(Items from a figure collection)
* * * * *
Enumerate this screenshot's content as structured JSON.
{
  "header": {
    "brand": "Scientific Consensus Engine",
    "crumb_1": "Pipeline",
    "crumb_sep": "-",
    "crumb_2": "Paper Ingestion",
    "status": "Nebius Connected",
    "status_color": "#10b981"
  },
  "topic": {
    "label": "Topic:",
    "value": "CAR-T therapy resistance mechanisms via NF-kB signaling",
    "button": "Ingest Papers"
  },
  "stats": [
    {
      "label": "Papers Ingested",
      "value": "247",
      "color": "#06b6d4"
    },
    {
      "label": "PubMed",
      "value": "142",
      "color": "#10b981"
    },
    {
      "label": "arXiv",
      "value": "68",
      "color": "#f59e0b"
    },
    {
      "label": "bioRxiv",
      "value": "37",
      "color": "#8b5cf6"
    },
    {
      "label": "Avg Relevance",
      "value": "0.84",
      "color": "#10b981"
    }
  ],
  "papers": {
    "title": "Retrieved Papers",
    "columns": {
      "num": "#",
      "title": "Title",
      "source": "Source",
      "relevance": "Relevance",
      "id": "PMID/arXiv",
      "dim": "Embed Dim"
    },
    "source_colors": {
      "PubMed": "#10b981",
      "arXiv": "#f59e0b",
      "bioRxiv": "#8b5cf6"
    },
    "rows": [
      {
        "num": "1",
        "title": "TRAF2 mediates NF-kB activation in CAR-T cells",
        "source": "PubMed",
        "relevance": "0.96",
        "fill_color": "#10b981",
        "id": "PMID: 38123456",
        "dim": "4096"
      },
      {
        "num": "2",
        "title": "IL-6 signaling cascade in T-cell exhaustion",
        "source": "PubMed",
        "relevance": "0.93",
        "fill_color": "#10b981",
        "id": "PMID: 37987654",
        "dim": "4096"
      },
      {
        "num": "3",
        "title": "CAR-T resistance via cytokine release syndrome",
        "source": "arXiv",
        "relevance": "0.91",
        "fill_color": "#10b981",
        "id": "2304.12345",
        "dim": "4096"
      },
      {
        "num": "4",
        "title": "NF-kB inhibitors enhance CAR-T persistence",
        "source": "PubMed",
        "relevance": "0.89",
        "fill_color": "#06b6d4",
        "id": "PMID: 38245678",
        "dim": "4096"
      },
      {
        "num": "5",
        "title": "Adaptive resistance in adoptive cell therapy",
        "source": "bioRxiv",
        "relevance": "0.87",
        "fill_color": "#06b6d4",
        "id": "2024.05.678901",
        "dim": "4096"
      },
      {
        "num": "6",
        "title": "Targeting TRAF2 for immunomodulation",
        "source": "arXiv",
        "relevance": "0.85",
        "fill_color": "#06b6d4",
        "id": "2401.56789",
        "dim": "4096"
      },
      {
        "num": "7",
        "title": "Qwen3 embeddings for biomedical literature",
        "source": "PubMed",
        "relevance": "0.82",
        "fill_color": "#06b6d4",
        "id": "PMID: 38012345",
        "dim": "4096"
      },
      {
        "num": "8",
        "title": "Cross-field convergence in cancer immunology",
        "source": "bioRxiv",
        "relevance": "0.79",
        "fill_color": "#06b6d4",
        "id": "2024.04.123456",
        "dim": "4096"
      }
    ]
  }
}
* * * * *
* _Work to complete_:
Restate the records in full, keeping every word as it is.

* _Task response_:
Enumerate this screenshot's content as structured JSON.
{
  "header": {
    "brand": "Scientific Consensus Engine",
    "crumb_1": "Pipeline",
    "crumb_sep": "-",
    "crumb_2": "Paper Ingestion",
    "status": "Nebius Connected",
    "status_color": "#10b981"
  },
  "topic": {
    "label": "Topic:",
    "value": "CAR-T therapy resistance mechanisms via NF-kB signaling",
    "button": "Ingest Papers"
  },
  "stats": [
    {
      "label": "Papers Ingested",
      "value": "247",
      "color": "#06b6d4"
    },
    {
      "label": "PubMed",
      "value": "142",
      "color": "#10b981"
    },
    {
      "label": "arXiv",
      "value": "68",
      "color": "#f59e0b"
    },
    {
      "label": "bioRxiv",
      "value": "37",
      "color": "#8b5cf6"
    },
    {
      "label": "Avg Relevance",
      "value": "0.84",
      "color": "#10b981"
    }
  ],
  "papers": {
    "title": "Retrieved Papers",
    "columns": {
      "num": "#",
      "title": "Title",
      "source": "Source",
      "relevance": "Relevance",
      "id": "PMID/arXiv",
      "dim": "Embed Dim"
    },
    "source_colors": {
      "PubMed": "#10b981",
      "arXiv": "#f59e0b",
      "bioRxiv": "#8b5cf6"
    },
    "rows": [
      {
        "num": "1",
        "title": "TRAF2 mediates NF-kB activation in CAR-T cells",
        "source": "PubMed",
        "relevance": "0.96",
        "fill_color": "#10b981",
        "id": "PMID: 38123456",
        "dim": "4096"
      },
      {
        "num": "2",
        "title": "IL-6 signaling cascade in T-cell exhaustion",
        "source": "PubMed",
        "relevance": "0.93",
        "fill_color": "#10b981",
        "id": "PMID: 37987654",
        "dim": "4096"
      },
      {
        "num": "3",
        "title": "CAR-T resistance via cytokine release syndrome",
        "source": "arXiv",
        "relevance": "0.91",
        "fill_color": "#10b981",
        "id": "2304.12345",
        "dim": "4096"
      },
      {
        "num": "4",
        "title": "NF-kB inhibitors enhance CAR-T persistence",
        "source": "PubMed",
        "relevance": "0.89",
        "fill_color": "#06b6d4",
        "id": "PMID: 38245678",
        "dim": "4096"
      },
      {
        "num": "5",
        "title": "Adaptive resistance in adoptive cell therapy",
        "source": "bioRxiv",
        "relevance": "0.87",
        "fill_color": "#06b6d4",
        "id": "2024.05.678901",
        "dim": "4096"
      },
      {
        "num": "6",
        "title": "Targeting TRAF2 for immunomodulation",
        "source": "arXiv",
        "relevance": "0.85",
        "fill_color": "#06b6d4",
        "id": "2401.56789",
        "dim": "4096"
      },
      {
        "num": "7",
        "title": "Qwen3 embeddings for biomedical literature",
        "source": "PubMed",
        "relevance": "0.82",
        "fill_color": "#06b6d4",
        "id": "PMID: 38012345",
        "dim": "4096"
      },
      {
        "num": "8",
        "title": "Cross-field convergence in cancer immunology",
        "source": "bioRxiv",
        "relevance": "0.79",
        "fill_color": "#06b6d4",
        "id": "2024.04.123456",
        "dim": "4096"
      }
    ]
  }
}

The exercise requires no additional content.